- Directions
Copy out every line of the listing below word for word, omitting the pictures.

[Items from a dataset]

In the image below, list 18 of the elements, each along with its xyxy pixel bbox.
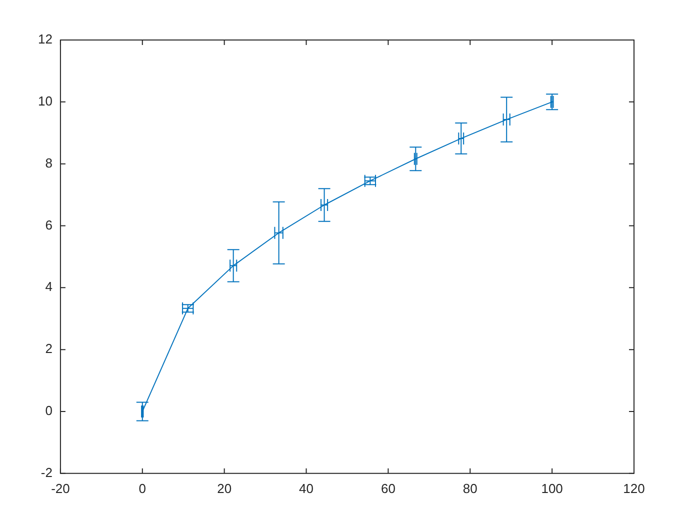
y-tick-label: 12	[38, 32, 52, 47]
y-tick-label: 6	[45, 217, 52, 232]
x-tick-label: 20	[217, 480, 232, 496]
x-tick-label: 60	[380, 480, 396, 496]
x-tick-label: 120	[623, 480, 645, 496]
y-tick-label: 8	[45, 155, 52, 170]
y-tick-label: 0	[45, 403, 52, 418]
y-tick-label: 2	[45, 341, 52, 356]
y-tick-label: 4	[45, 279, 52, 294]
point	[181, 302, 194, 315]
x-tick-label: 100	[541, 480, 563, 496]
y-tick-label: -2	[40, 464, 52, 480]
y-tick-label: 10	[38, 93, 52, 108]
x-tick-label: 80	[462, 480, 478, 496]
x-tick-label: -20	[51, 480, 70, 496]
point	[364, 174, 377, 188]
x-tick-label: 0	[138, 480, 146, 496]
x-tick-label: 40	[299, 480, 314, 496]
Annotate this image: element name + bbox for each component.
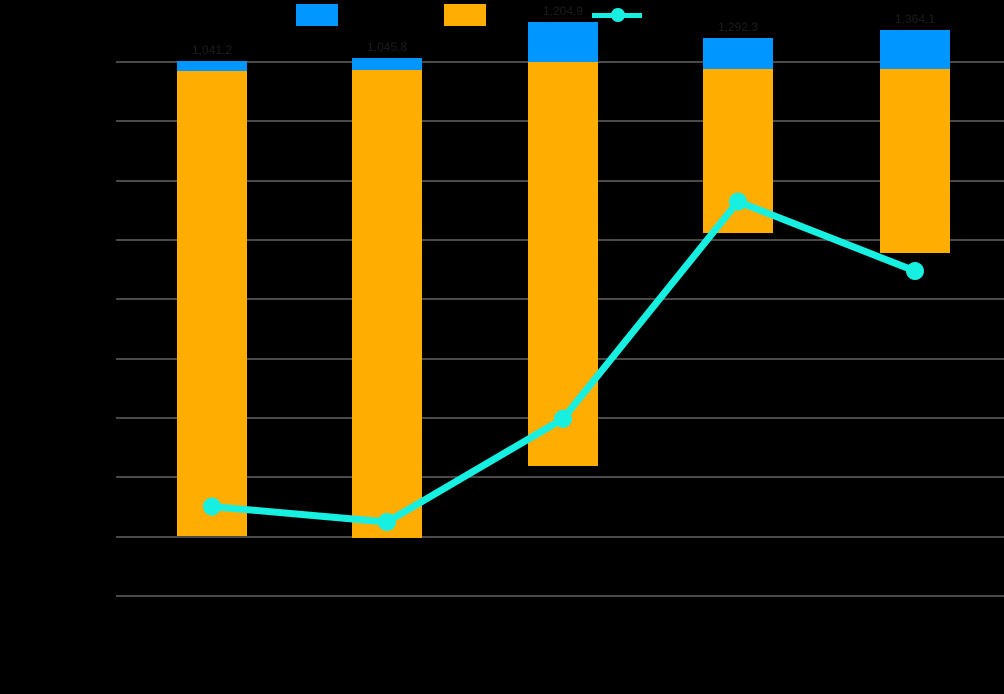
legend-entry-return-on-equity[interactable]: Return on equity (%) [592,0,759,30]
bar-value-label: 1,041.2 [191,43,233,57]
bar-group[interactable] [177,61,247,595]
bar-segment-net-interest-income[interactable] [703,38,773,70]
cyan-line-marker-icon [592,4,642,26]
legend-label-0: Net interest income [345,8,449,22]
bar-segment-non-interest-income[interactable] [880,69,950,253]
gridline [116,535,1004,538]
bar-value-label: 1,292.3 [717,20,759,35]
orange-square-swatch-icon [444,4,486,26]
bar-segment-non-interest-income[interactable] [703,69,773,234]
plot-area: 8.07.06.05.04.03.02.01.00.0-1.0 20192020… [116,4,1004,617]
bar-value-label: 1,045.8 [366,40,408,55]
bar-group[interactable] [880,30,950,595]
bar-segment-non-interest-income[interactable] [528,61,598,466]
bar-segment-non-interest-income[interactable] [352,69,422,538]
x-axis-label: 2023 [901,603,929,617]
gridline [116,594,1004,597]
legend-entry-net-interest-income[interactable]: Net interest income [296,0,448,30]
legend-label-1: Non-interest income [493,8,601,22]
bar-segment-non-interest-income[interactable] [177,71,247,536]
blue-square-swatch-icon [296,4,338,26]
bar-segment-net-interest-income[interactable] [880,30,950,70]
x-axis-label: 2021 [549,603,577,617]
x-axis-label: 2019 [198,603,226,617]
bar-group[interactable] [703,38,773,595]
x-axis-label: 2022 [724,603,752,617]
x-axis-label: 2020 [373,603,401,617]
bar-group[interactable] [528,22,598,595]
legend-entry-non-interest-income[interactable]: Non-interest income [444,0,600,30]
bar-segment-net-interest-income[interactable] [177,61,247,72]
chart-legend: Net interest income Non-interest income … [0,0,1004,30]
bar-segment-net-interest-income[interactable] [528,22,598,62]
bar-value-label: 1,364.1 [894,12,936,27]
legend-label-2: Return on equity (%) [649,8,760,22]
bar-segment-net-interest-income[interactable] [352,58,422,70]
bar-group[interactable] [352,58,422,595]
bar-value-label: 1,204.9 [542,4,584,19]
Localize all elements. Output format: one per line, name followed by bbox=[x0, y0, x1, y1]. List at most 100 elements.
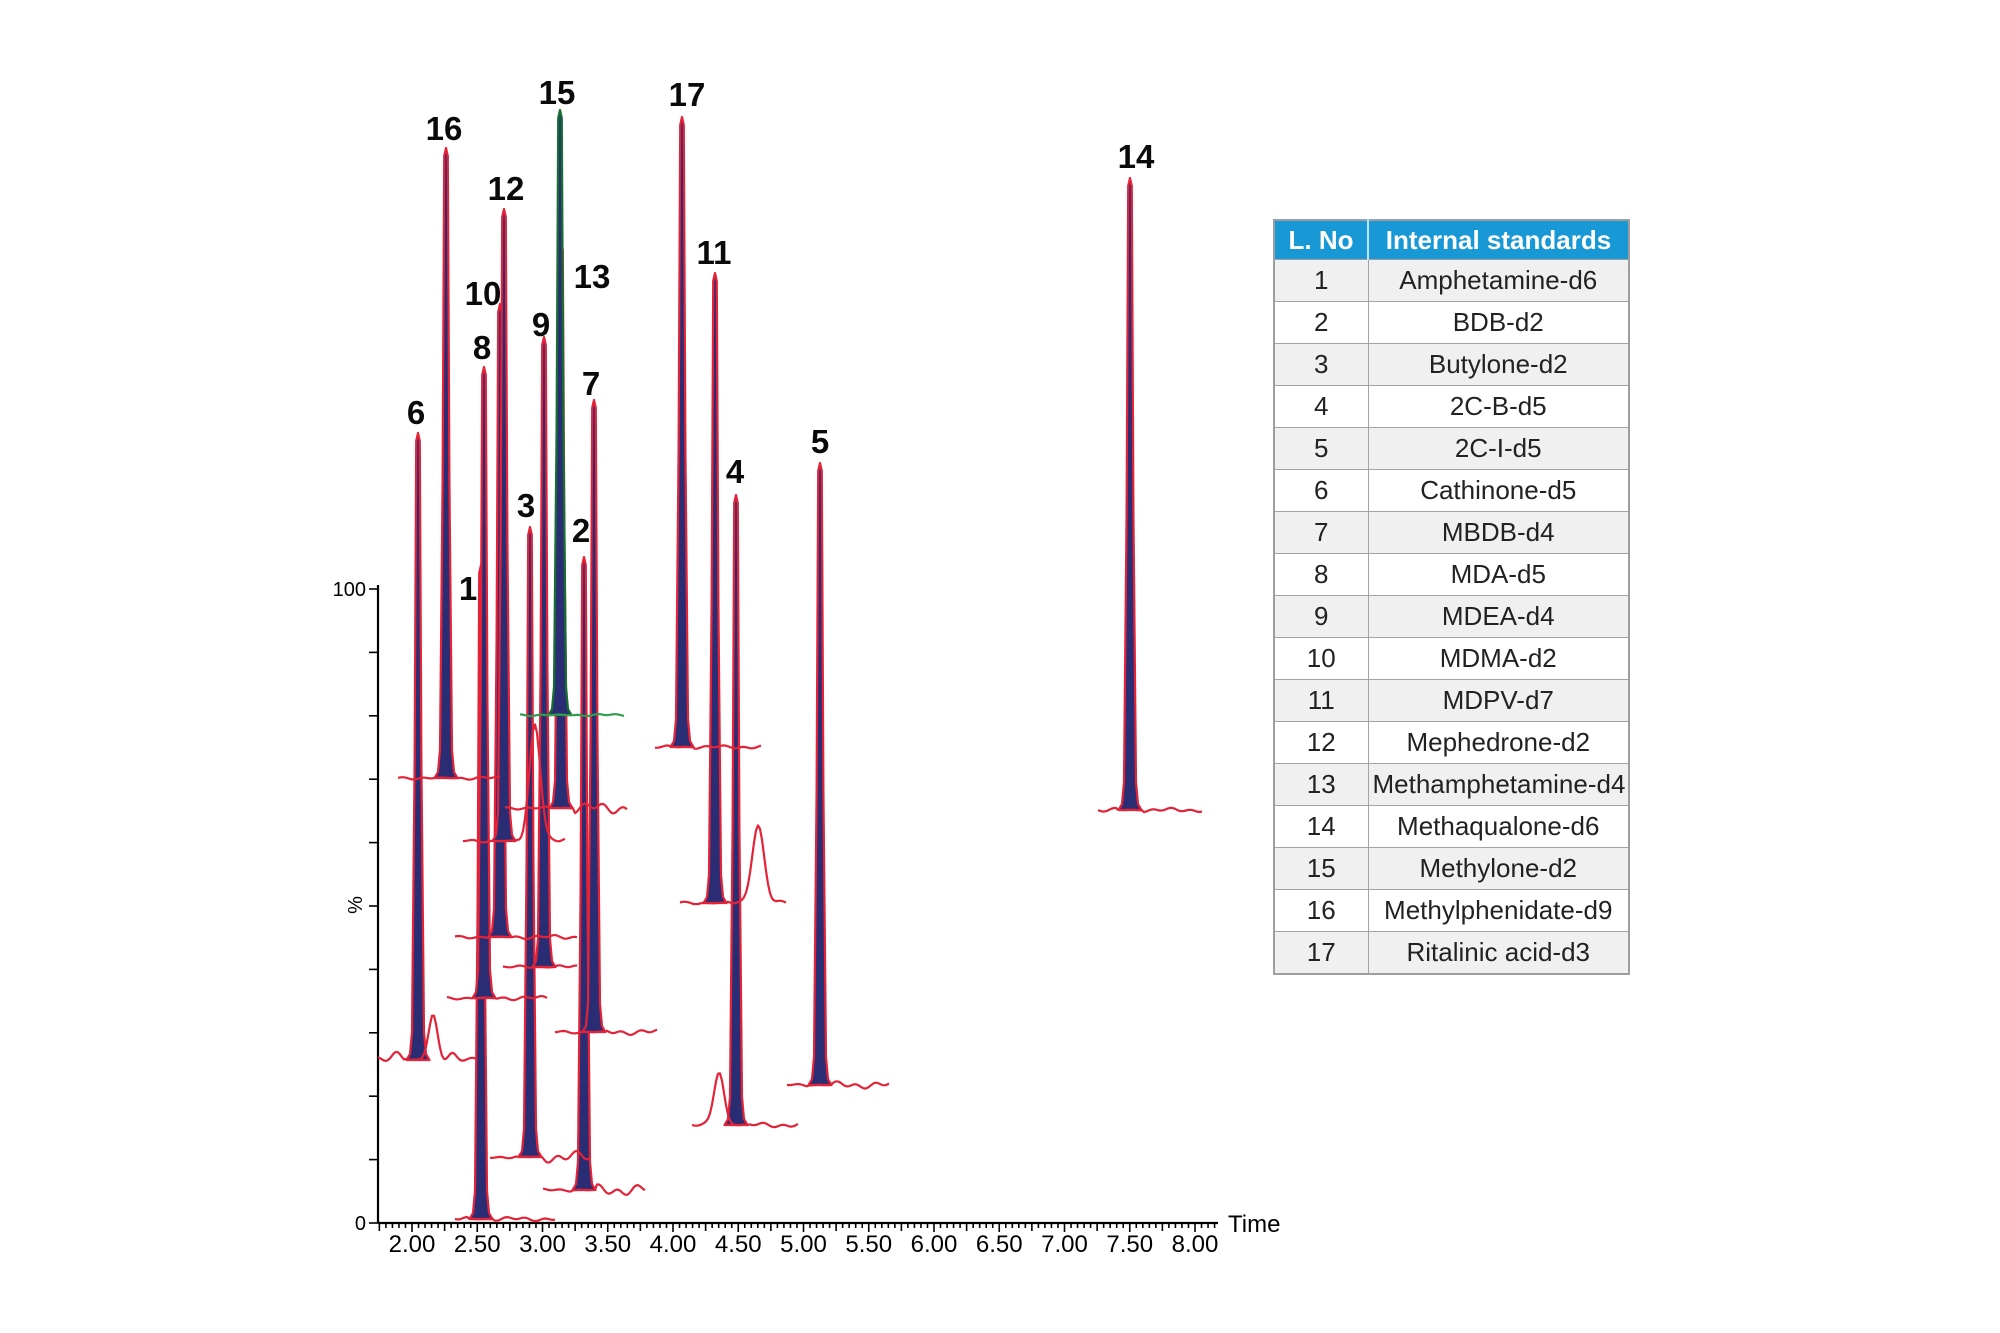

- Full solution
In the image below, list 18 of the elements, each along with its xyxy pixel bbox.
y-tick-label: 12	[38, 32, 52, 47]
y-tick-label: 6	[45, 217, 52, 232]
x-tick-label: 20	[217, 480, 232, 496]
x-tick-label: 60	[380, 480, 396, 496]
x-tick-label: 120	[623, 480, 645, 496]
y-tick-label: 8	[45, 155, 52, 170]
y-tick-label: 0	[45, 403, 52, 418]
y-tick-label: 2	[45, 341, 52, 356]
y-tick-label: 4	[45, 279, 52, 294]
point	[181, 302, 194, 315]
x-tick-label: 100	[541, 480, 563, 496]
y-tick-label: -2	[40, 464, 52, 480]
y-tick-label: 10	[38, 93, 52, 108]
x-tick-label: 80	[462, 480, 478, 496]
x-tick-label: -20	[51, 480, 70, 496]
point	[364, 174, 377, 188]
x-tick-label: 0	[138, 480, 146, 496]
x-tick-label: 40	[299, 480, 314, 496]
Annotate this image: element name + bbox for each component.
legend-entry-return-on-equity[interactable]: Return on equity (%) [592,0,759,30]
bar-value-label: 1,041.2 [191,43,233,57]
bar-group[interactable] [177,61,247,595]
bar-segment-net-interest-income[interactable] [703,38,773,70]
cyan-line-marker-icon [592,4,642,26]
legend-label-0: Net interest income [345,8,449,22]
bar-segment-non-interest-income[interactable] [880,69,950,253]
gridline [116,535,1004,538]
bar-value-label: 1,292.3 [717,20,759,35]
orange-square-swatch-icon [444,4,486,26]
bar-segment-non-interest-income[interactable] [703,69,773,234]
plot-area: 8.07.06.05.04.03.02.01.00.0-1.0 20192020… [116,4,1004,617]
bar-value-label: 1,045.8 [366,40,408,55]
bar-group[interactable] [880,30,950,595]
bar-segment-non-interest-income[interactable] [528,61,598,466]
bar-segment-non-interest-income[interactable] [352,69,422,538]
x-axis-label: 2023 [901,603,929,617]
gridline [116,594,1004,597]
legend-entry-net-interest-income[interactable]: Net interest income [296,0,448,30]
legend-label-1: Non-interest income [493,8,601,22]
bar-segment-non-interest-income[interactable] [177,71,247,536]
blue-square-swatch-icon [296,4,338,26]
bar-segment-net-interest-income[interactable] [880,30,950,70]
x-axis-label: 2021 [549,603,577,617]
x-axis-label: 2019 [198,603,226,617]
bar-group[interactable] [703,38,773,595]
x-axis-label: 2022 [724,603,752,617]
x-axis-label: 2020 [373,603,401,617]
bar-group[interactable] [528,22,598,595]
legend-entry-non-interest-income[interactable]: Non-interest income [444,0,600,30]
bar-segment-net-interest-income[interactable] [177,61,247,72]
chart-legend: Net interest income Non-interest income … [0,0,1004,30]
bar-segment-net-interest-income[interactable] [528,22,598,62]
bar-value-label: 1,364.1 [894,12,936,27]
legend-label-2: Return on equity (%) [649,8,760,22]
bar-segment-net-interest-income[interactable] [352,58,422,70]
bar-group[interactable] [352,58,422,595]
bar-value-label: 1,204.9 [542,4,584,19]
Localize all elements. Output format: one per line, name followed by bbox=[x0, y0, x1, y1]. List at most 100 elements.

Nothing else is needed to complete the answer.